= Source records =
+ + + + + + +
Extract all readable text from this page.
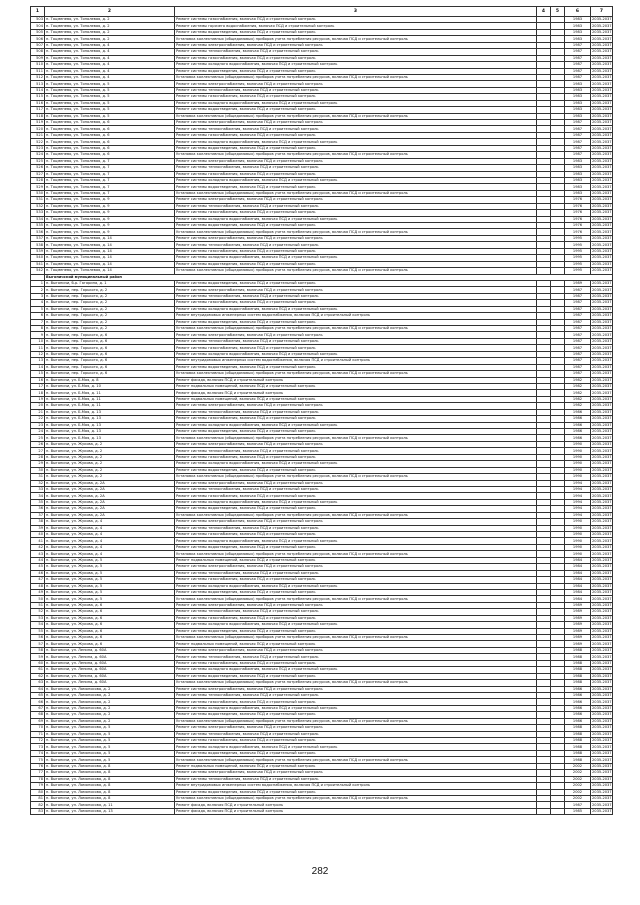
1	2	3	4	5	6	7
503	п. Тоцменево, ул. Тополевая, д. 2	Ремонт системы газоснабжения, включая ПСД и строительный контроль			1983	2035-2037
504	п. Тоцменево, ул. Тополевая, д. 2	Ремонт системы горячего водоснабжения, включая ПСД и строительный контроль			1983	2035-2037
505	п. Тоцменево, ул. Тополевая, д. 2	Ремонт системы водоотведения, включая ПСД и строительный контроль			1983	2035-2037
506	п. Тоцменево, ул. Тополевая, д. 2	Установка коллективных (общедомовых) приборов учета потребления ресурсов, включая ПСД и строительный контроль			1983	2035-2037
507	п. Тоцменево, ул. Тополевая, д. 4	Ремонт системы электроснабжения, включая ПСД и строительный контроль			1987	2035-2037
508	п. Тоцменево, ул. Тополевая, д. 4	Ремонт системы теплоснабжения, включая ПСД и строительный контроль			1987	2035-2037
509	п. Тоцменево, ул. Тополевая, д. 4	Ремонт системы газоснабжения, включая ПСД и строительный контроль			1987	2035-2037
510	п. Тоцменево, ул. Тополевая, д. 4	Ремонт системы холодного водоснабжения, включая ПСД и строительный контроль			1987	2035-2037
511	п. Тоцменево, ул. Тополевая, д. 4	Ремонт системы водоотведения, включая ПСД и строительный контроль			1987	2035-2037
512	п. Тоцменево, ул. Тополевая, д. 4	Установка коллективных (общедомовых) приборов учета потребления ресурсов, включая ПСД и строительный контроль			1987	2035-2037
513	п. Тоцменево, ул. Тополевая, д. 5	Ремонт системы электроснабжения, включая ПСД и строительный контроль			1983	2035-2037
514	п. Тоцменево, ул. Тополевая, д. 5	Ремонт системы теплоснабжения, включая ПСД и строительный контроль			1983	2035-2037
515	п. Тоцменево, ул. Тополевая, д. 5	Ремонт системы газоснабжения, включая ПСД и строительный контроль			1983	2035-2037
516	п. Тоцменево, ул. Тополевая, д. 5	Ремонт системы холодного водоснабжения, включая ПСД и строительный контроль			1983	2035-2037
517	п. Тоцменево, ул. Тополевая, д. 5	Ремонт системы водоотведения, включая ПСД и строительный контроль			1983	2035-2037
518	п. Тоцменево, ул. Тополевая, д. 5	Установка коллективных (общедомовых) приборов учета потребления ресурсов, включая ПСД и строительный контроль			1983	2035-2037
519	п. Тоцменево, ул. Тополевая, д. 6	Ремонт системы электроснабжения, включая ПСД и строительный контроль			1987	2035-2037
520	п. Тоцменево, ул. Тополевая, д. 6	Ремонт системы теплоснабжения, включая ПСД и строительный контроль			1987	2035-2037
521	п. Тоцменево, ул. Тополевая, д. 6	Ремонт системы газоснабжения, включая ПСД и строительный контроль			1987	2035-2037
522	п. Тоцменево, ул. Тополевая, д. 6	Ремонт системы холодного водоснабжения, включая ПСД и строительный контроль			1987	2035-2037
523	п. Тоцменево, ул. Тополевая, д. 6	Ремонт системы водоотведения, включая ПСД и строительный контроль			1987	2035-2037
524	п. Тоцменево, ул. Тополевая, д. 6	Установка коллективных (общедомовых) приборов учета потребления ресурсов, включая ПСД и строительный контроль			1987	2035-2037
525	п. Тоцменево, ул. Тополевая, д. 7	Ремонт системы электроснабжения, включая ПСД и строительный контроль			1983	2035-2037
526	п. Тоцменево, ул. Тополевая, д. 7	Ремонт системы теплоснабжения, включая ПСД и строительный контроль			1983	2035-2037
527	п. Тоцменево, ул. Тополевая, д. 7	Ремонт системы газоснабжения, включая ПСД и строительный контроль			1983	2035-2037
528	п. Тоцменево, ул. Тополевая, д. 7	Ремонт системы холодного водоснабжения, включая ПСД и строительный контроль			1983	2035-2037
529	п. Тоцменево, ул. Тополевая, д. 7	Ремонт системы водоотведения, включая ПСД и строительный контроль			1983	2035-2037
530	п. Тоцменево, ул. Тополевая, д. 7	Установка коллективных (общедомовых) приборов учета потребления ресурсов, включая ПСД и строительный контроль			1983	2035-2037
531	п. Тоцменево, ул. Тополевая, д. 9	Ремонт системы электроснабжения, включая ПСД и строительный контроль			1976	2035-2037
532	п. Тоцменево, ул. Тополевая, д. 9	Ремонт системы теплоснабжения, включая ПСД и строительный контроль			1976	2035-2037
533	п. Тоцменево, ул. Тополевая, д. 9	Ремонт системы газоснабжения, включая ПСД и строительный контроль			1976	2035-2037
534	п. Тоцменево, ул. Тополевая, д. 9	Ремонт системы холодного водоснабжения, включая ПСД и строительный контроль			1976	2035-2037
535	п. Тоцменево, ул. Тополевая, д. 9	Ремонт системы водоотведения, включая ПСД и строительный контроль			1976	2035-2037
536	п. Тоцменево, ул. Тополевая, д. 9	Установка коллективных (общедомовых) приборов учета потребления ресурсов, включая ПСД и строительный контроль			1976	2035-2037
537	п. Тоцменево, ул. Тополевая, д. 14	Ремонт системы электроснабжения, включая ПСД и строительный контроль			1995	2035-2037
538	п. Тоцменево, ул. Тополевая, д. 14	Ремонт системы теплоснабжения, включая ПСД и строительный контроль			1995	2035-2037
539	п. Тоцменево, ул. Тополевая, д. 14	Ремонт системы газоснабжения, включая ПСД и строительный контроль			1995	2035-2037
540	п. Тоцменево, ул. Тополевая, д. 14	Ремонт системы холодного водоснабжения, включая ПСД и строительный контроль			1995	2035-2037
541	п. Тоцменево, ул. Тополевая, д. 14	Ремонт системы водоотведения, включая ПСД и строительный контроль			1995	2035-2037
542	п. Тоцменево, ул. Тополевая, д. 14	Установка коллективных (общедомовых) приборов учета потребления ресурсов, включая ПСД и строительный контроль			1995	2035-2037
	Выгоничский муниципальный район					
1	п. Выгоничи, б-р. Гагарина, д. 1	Ремонт системы водоотведения, включая ПСД и строительный контроль			1989	2035-2037
2	п. Выгоничи, пер. Горького, д. 2	Ремонт системы электроснабжения, включая ПСД и строительный контроль			1987	2035-2037
3	п. Выгоничи, пер. Горького, д. 2	Ремонт системы теплоснабжения, включая ПСД и строительный контроль			1987	2035-2037
4	п. Выгоничи, пер. Горького, д. 2	Ремонт системы газоснабжения, включая ПСД и строительный контроль			1987	2035-2037
5	п. Выгоничи, пер. Горького, д. 2	Ремонт системы холодного водоснабжения, включая ПСД и строительный контроль			1987	2035-2037
6	п. Выгоничи, пер. Горького, д. 2	Ремонт внутридомовых инженерных систем водоснабжения, включая ПСД и строительный контроль			1987	2035-2037
7	п. Выгоничи, пер. Горького, д. 2	Ремонт системы водоотведения, включая ПСД и строительный контроль			1987	2035-2037
8	п. Выгоничи, пер. Горького, д. 2	Установка коллективных (общедомовых) приборов учета потребления ресурсов, включая ПСД и строительный контроль			1987	2035-2037
9	п. Выгоничи, пер. Горького, д. 6	Ремонт системы электроснабжения, включая ПСД и строительный контроль			1987	2035-2037
10	п. Выгоничи, пер. Горького, д. 6	Ремонт системы теплоснабжения, включая ПСД и строительный контроль			1987	2035-2037
11	п. Выгоничи, пер. Горького, д. 6	Ремонт системы газоснабжения, включая ПСД и строительный контроль			1987	2035-2037
12	п. Выгоничи, пер. Горького, д. 6	Ремонт системы холодного водоснабжения, включая ПСД и строительный контроль			1987	2035-2037
13	п. Выгоничи, пер. Горького, д. 6	Ремонт внутридомовых инженерных систем водоснабжения, включая ПСД и строительный контроль			1987	2035-2037
14	п. Выгоничи, пер. Горького, д. 6	Ремонт системы водоотведения, включая ПСД и строительный контроль			1987	2035-2037
15	п. Выгоничи, пер. Горького, д. 6	Установка коллективных (общедомовых) приборов учета потребления ресурсов, включая ПСД и строительный контроль			1987	2035-2037
16	п. Выгоничи, ул. Б.Мая, д. 8	Ремонт фасада, включая ПСД и строительный контроль			1982	2035-2037
17	п. Выгоничи, ул. Б.Мая, д. 10	Ремонт подвальных помещений, включая ПСД и строительный контроль			1982	2035-2037
18	п. Выгоничи, ул. Б.Мая, д. 11	Ремонт фасада, включая ПСД и строительный контроль			1982	2035-2037
19	п. Выгоничи, ул. Б.Мая, д. 11	Ремонт подвальных помещений, включая ПСД и строительный контроль			1982	2035-2037
20	п. Выгоничи, ул. Б.Мая, д. 11	Ремонт системы электроснабжения, включая ПСД и строительный контроль			1982	2035-2037
21	п. Выгоничи, ул. Б.Мая, д. 13	Ремонт системы теплоснабжения, включая ПСД и строительный контроль			1986	2035-2037
22	п. Выгоничи, ул. Б.Мая, д. 13	Ремонт системы газоснабжения, включая ПСД и строительный контроль			1986	2035-2037
23	п. Выгоничи, ул. Б.Мая, д. 13	Ремонт системы холодного водоснабжения, включая ПСД и строительный контроль			1986	2035-2037
24	п. Выгоничи, ул. Б.Мая, д. 13	Ремонт системы водоотведения, включая ПСД и строительный контроль			1986	2035-2037
25	п. Выгоничи, ул. Б.Мая, д. 13	Установка коллективных (общедомовых) приборов учета потребления ресурсов, включая ПСД и строительный контроль			1986	2035-2037
26	п. Выгоничи, ул. Жукова, д. 2	Ремонт системы электроснабжения, включая ПСД и строительный контроль			1990	2035-2037
27	п. Выгоничи, ул. Жукова, д. 2	Ремонт системы теплоснабжения, включая ПСД и строительный контроль			1990	2035-2037
28	п. Выгоничи, ул. Жукова, д. 2	Ремонт системы газоснабжения, включая ПСД и строительный контроль			1990	2035-2037
29	п. Выгоничи, ул. Жукова, д. 2	Ремонт системы холодного водоснабжения, включая ПСД и строительный контроль			1990	2035-2037
30	п. Выгоничи, ул. Жукова, д. 2	Ремонт системы водоотведения, включая ПСД и строительный контроль			1990	2035-2037
31	п. Выгоничи, ул. Жукова, д. 2	Установка коллективных (общедомовых) приборов учета потребления ресурсов, включая ПСД и строительный контроль			1990	2035-2037
32	п. Выгоничи, ул. Жукова, д. 2А	Ремонт системы электроснабжения, включая ПСД и строительный контроль			1994	2035-2037
33	п. Выгоничи, ул. Жукова, д. 2А	Ремонт системы теплоснабжения, включая ПСД и строительный контроль			1994	2035-2037
34	п. Выгоничи, ул. Жукова, д. 2А	Ремонт системы газоснабжения, включая ПСД и строительный контроль			1994	2035-2037
35	п. Выгоничи, ул. Жукова, д. 2А	Ремонт системы холодного водоснабжения, включая ПСД и строительный контроль			1994	2035-2037
36	п. Выгоничи, ул. Жукова, д. 2А	Ремонт системы водоотведения, включая ПСД и строительный контроль			1994	2035-2037
37	п. Выгоничи, ул. Жукова, д. 2А	Установка коллективных (общедомовых) приборов учета потребления ресурсов, включая ПСД и строительный контроль			1994	2035-2037
38	п. Выгоничи, ул. Жукова, д. 4	Ремонт системы электроснабжения, включая ПСД и строительный контроль			1990	2035-2037
39	п. Выгоничи, ул. Жукова, д. 4	Ремонт системы теплоснабжения, включая ПСД и строительный контроль			1990	2035-2037
40	п. Выгоничи, ул. Жукова, д. 4	Ремонт системы газоснабжения, включая ПСД и строительный контроль			1990	2035-2037
41	п. Выгоничи, ул. Жукова, д. 4	Ремонт системы холодного водоснабжения, включая ПСД и строительный контроль			1990	2035-2037
42	п. Выгоничи, ул. Жукова, д. 4	Ремонт системы водоотведения, включая ПСД и строительный контроль			1990	2035-2037
43	п. Выгоничи, ул. Жукова, д. 4	Установка коллективных (общедомовых) приборов учета потребления ресурсов, включая ПСД и строительный контроль			1990	2035-2037
44	п. Выгоничи, ул. Жукова, д. 5	Ремонт подвальных помещений, включая ПСД и строительный контроль			1984	2035-2037
45	п. Выгоничи, ул. Жукова, д. 5	Ремонт системы электроснабжения, включая ПСД и строительный контроль			1984	2035-2037
46	п. Выгоничи, ул. Жукова, д. 5	Ремонт системы теплоснабжения, включая ПСД и строительный контроль			1984	2035-2037
47	п. Выгоничи, ул. Жукова, д. 5	Ремонт системы газоснабжения, включая ПСД и строительный контроль			1984	2035-2037
48	п. Выгоничи, ул. Жукова, д. 5	Ремонт системы холодного водоснабжения, включая ПСД и строительный контроль			1984	2035-2037
49	п. Выгоничи, ул. Жукова, д. 5	Ремонт системы водоотведения, включая ПСД и строительный контроль			1984	2035-2037
50	п. Выгоничи, ул. Жукова, д. 5	Установка коллективных (общедомовых) приборов учета потребления ресурсов, включая ПСД и строительный контроль			1984	2035-2037
51	п. Выгоничи, ул. Жукова, д. 6	Ремонт системы электроснабжения, включая ПСД и строительный контроль			1989	2035-2037
52	п. Выгоничи, ул. Жукова, д. 6	Ремонт системы теплоснабжения, включая ПСД и строительный контроль			1989	2035-2037
53	п. Выгоничи, ул. Жукова, д. 6	Ремонт системы газоснабжения, включая ПСД и строительный контроль			1989	2035-2037
54	п. Выгоничи, ул. Жукова, д. 6	Ремонт системы холодного водоснабжения, включая ПСД и строительный контроль			1989	2035-2037
55	п. Выгоничи, ул. Жукова, д. 6	Ремонт системы водоотведения, включая ПСД и строительный контроль			1989	2035-2037
56	п. Выгоничи, ул. Жукова, д. 6	Установка коллективных (общедомовых) приборов учета потребления ресурсов, включая ПСД и строительный контроль			1989	2035-2037
57	п. Выгоничи, ул. Жукова, д. 6	Ремонт подвальных помещений, включая ПСД и строительный контроль			1989	2035-2037
58	п. Выгоничи, ул. Ленина, д. 60А	Ремонт системы электроснабжения, включая ПСД и строительный контроль			1988	2035-2037
59	п. Выгоничи, ул. Ленина, д. 60А	Ремонт системы теплоснабжения, включая ПСД и строительный контроль			1988	2035-2037
60	п. Выгоничи, ул. Ленина, д. 60А	Ремонт системы газоснабжения, включая ПСД и строительный контроль			1988	2035-2037
61	п. Выгоничи, ул. Ленина, д. 60А	Ремонт системы холодного водоснабжения, включая ПСД и строительный контроль			1988	2035-2037
62	п. Выгоничи, ул. Ленина, д. 60А	Ремонт системы водоотведения, включая ПСД и строительный контроль			1988	2035-2037
63	п. Выгоничи, ул. Ленина, д. 60А	Установка коллективных (общедомовых) приборов учета потребления ресурсов, включая ПСД и строительный контроль			1988	2035-2037
64	п. Выгоничи, ул. Ломоносова, д. 2	Ремонт системы электроснабжения, включая ПСД и строительный контроль			1986	2035-2037
65	п. Выгоничи, ул. Ломоносова, д. 2	Ремонт системы теплоснабжения, включая ПСД и строительный контроль			1986	2035-2037
66	п. Выгоничи, ул. Ломоносова, д. 2	Ремонт системы газоснабжения, включая ПСД и строительный контроль			1986	2035-2037
67	п. Выгоничи, ул. Ломоносова, д. 2	Ремонт системы холодного водоснабжения, включая ПСД и строительный контроль			1986	2035-2037
68	п. Выгоничи, ул. Ломоносова, д. 2	Ремонт системы водоотведения, включая ПСД и строительный контроль			1986	2035-2037
69	п. Выгоничи, ул. Ломоносова, д. 2	Установка коллективных (общедомовых) приборов учета потребления ресурсов, включая ПСД и строительный контроль			1986	2035-2037
70	п. Выгоничи, ул. Ломоносова, д. 5	Ремонт системы электроснабжения, включая ПСД и строительный контроль			1988	2035-2037
71	п. Выгоничи, ул. Ломоносова, д. 5	Ремонт системы теплоснабжения, включая ПСД и строительный контроль			1988	2035-2037
72	п. Выгоничи, ул. Ломоносова, д. 5	Ремонт системы газоснабжения, включая ПСД и строительный контроль			1988	2035-2037
73	п. Выгоничи, ул. Ломоносова, д. 5	Ремонт системы холодного водоснабжения, включая ПСД и строительный контроль			1988	2035-2037
74	п. Выгоничи, ул. Ломоносова, д. 5	Ремонт системы водоотведения, включая ПСД и строительный контроль			1988	2035-2037
75	п. Выгоничи, ул. Ломоносова, д. 5	Установка коллективных (общедомовых) приборов учета потребления ресурсов, включая ПСД и строительный контроль			1988	2035-2037
76	п. Выгоничи, ул. Ломоносова, д. 8	Ремонт подвальных помещений, включая ПСД и строительный контроль			2002	2035-2037
77	п. Выгоничи, ул. Ломоносова, д. 8	Ремонт системы электроснабжения, включая ПСД и строительный контроль			2002	2035-2037
78	п. Выгоничи, ул. Ломоносова, д. 8	Ремонт системы теплоснабжения, включая ПСД и строительный контроль			2002	2035-2037
79	п. Выгоничи, ул. Ломоносова, д. 8	Ремонт внутридомовых инженерных систем водоснабжения, включая ПСД и строительный контроль			2002	2035-2037
80	п. Выгоничи, ул. Ломоносова, д. 8	Ремонт системы водоотведения, включая ПСД и строительный контроль			2002	2035-2037
81	п. Выгоничи, ул. Ломоносова, д. 8	Установка коллективных (общедомовых) приборов учета потребления ресурсов, включая ПСД и строительный контроль			2002	2035-2037
82	п. Выгоничи, ул. Ломоносова, д. 11	Ремонт фасада, включая ПСД и строительный контроль			1987	2035-2037
83	п. Выгоничи, ул. Ломоносова, д. 13	Ремонт фасада, включая ПСД и строительный контроль			1985	2035-2037
282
+ + + + + + +
= STATED EXERCISE =
From the data above, copy each line that has the string "фасада".

= RESULT FOR THIS EXERCISE =
16	п. Выгоничи, ул. Б.Мая, д. 8	Ремонт фасада, включая ПСД и строительный контроль			1982	2035-2037
18	п. Выгоничи, ул. Б.Мая, д. 11	Ремонт фасада, включая ПСД и строительный контроль			1982	2035-2037
82	п. Выгоничи, ул. Ломоносова, д. 11	Ремонт фасада, включая ПСД и строительный контроль			1987	2035-2037
83	п. Выгоничи, ул. Ломоносова, д. 13	Ремонт фасада, включая ПСД и строительный контроль			1985	2035-2037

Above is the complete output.